_WHAT THIS TASK INVOLVES_. The exercise asks you to copy every line below in which "year" appears.

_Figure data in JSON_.
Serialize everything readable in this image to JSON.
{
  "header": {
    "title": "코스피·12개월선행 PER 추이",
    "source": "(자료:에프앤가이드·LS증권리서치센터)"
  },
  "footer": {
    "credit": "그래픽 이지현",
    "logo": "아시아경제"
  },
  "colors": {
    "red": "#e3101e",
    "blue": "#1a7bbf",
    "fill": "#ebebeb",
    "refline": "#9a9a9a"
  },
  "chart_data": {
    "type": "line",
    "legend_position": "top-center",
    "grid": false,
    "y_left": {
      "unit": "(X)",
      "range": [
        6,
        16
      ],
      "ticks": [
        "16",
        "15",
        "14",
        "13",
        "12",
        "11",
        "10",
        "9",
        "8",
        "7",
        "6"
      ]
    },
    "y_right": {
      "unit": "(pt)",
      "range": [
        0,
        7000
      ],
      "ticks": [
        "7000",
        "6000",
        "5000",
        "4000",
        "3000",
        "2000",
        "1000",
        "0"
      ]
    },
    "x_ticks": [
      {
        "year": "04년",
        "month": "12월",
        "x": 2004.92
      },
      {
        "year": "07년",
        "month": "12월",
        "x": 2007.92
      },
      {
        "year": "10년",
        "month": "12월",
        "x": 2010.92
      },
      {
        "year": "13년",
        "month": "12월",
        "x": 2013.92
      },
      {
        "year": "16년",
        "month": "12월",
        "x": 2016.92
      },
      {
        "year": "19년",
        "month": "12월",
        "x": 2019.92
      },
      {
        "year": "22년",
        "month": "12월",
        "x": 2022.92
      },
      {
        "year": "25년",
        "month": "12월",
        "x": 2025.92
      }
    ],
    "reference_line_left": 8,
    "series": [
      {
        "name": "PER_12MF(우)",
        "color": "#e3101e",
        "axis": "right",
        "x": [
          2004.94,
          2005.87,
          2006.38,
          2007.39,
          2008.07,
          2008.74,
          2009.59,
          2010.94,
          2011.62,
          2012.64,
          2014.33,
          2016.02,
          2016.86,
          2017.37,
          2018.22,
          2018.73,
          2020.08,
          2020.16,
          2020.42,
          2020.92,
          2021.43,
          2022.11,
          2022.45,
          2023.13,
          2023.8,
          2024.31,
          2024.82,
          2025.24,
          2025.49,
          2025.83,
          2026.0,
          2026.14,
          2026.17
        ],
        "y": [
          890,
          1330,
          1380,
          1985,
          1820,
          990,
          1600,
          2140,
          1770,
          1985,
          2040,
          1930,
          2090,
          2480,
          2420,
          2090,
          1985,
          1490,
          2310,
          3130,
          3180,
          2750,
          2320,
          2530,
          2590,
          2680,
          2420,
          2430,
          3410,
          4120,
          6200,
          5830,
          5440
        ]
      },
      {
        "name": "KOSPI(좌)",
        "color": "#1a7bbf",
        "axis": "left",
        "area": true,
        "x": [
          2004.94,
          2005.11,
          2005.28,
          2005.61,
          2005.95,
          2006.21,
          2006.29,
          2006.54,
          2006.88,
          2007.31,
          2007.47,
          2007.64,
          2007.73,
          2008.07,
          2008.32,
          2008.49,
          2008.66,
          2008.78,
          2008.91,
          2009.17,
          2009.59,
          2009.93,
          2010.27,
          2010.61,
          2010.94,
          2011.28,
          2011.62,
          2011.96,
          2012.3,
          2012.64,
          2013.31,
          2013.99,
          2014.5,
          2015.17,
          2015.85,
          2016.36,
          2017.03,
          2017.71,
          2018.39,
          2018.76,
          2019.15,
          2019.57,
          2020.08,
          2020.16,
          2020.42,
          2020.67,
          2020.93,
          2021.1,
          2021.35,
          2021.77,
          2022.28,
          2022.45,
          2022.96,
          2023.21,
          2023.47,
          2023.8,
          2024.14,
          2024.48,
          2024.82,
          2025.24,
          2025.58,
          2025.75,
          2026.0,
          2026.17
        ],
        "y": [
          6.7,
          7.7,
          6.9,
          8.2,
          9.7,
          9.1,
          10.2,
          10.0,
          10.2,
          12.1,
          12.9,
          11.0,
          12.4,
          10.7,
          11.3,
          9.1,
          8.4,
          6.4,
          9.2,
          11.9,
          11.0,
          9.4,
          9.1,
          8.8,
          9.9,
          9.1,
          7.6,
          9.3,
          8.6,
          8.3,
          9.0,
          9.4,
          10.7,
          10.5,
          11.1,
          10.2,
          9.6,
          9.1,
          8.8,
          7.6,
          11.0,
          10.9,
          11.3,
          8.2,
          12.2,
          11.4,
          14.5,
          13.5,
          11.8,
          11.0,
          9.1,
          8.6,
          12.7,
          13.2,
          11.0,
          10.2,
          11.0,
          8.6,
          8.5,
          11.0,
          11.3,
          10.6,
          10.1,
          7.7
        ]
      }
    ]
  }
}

_RESPONSE TO THE EXERCISE_.
        "year": "04년",
        "year": "07년",
        "year": "10년",
        "year": "13년",
        "year": "16년",
        "year": "19년",
        "year": "22년",
        "year": "25년",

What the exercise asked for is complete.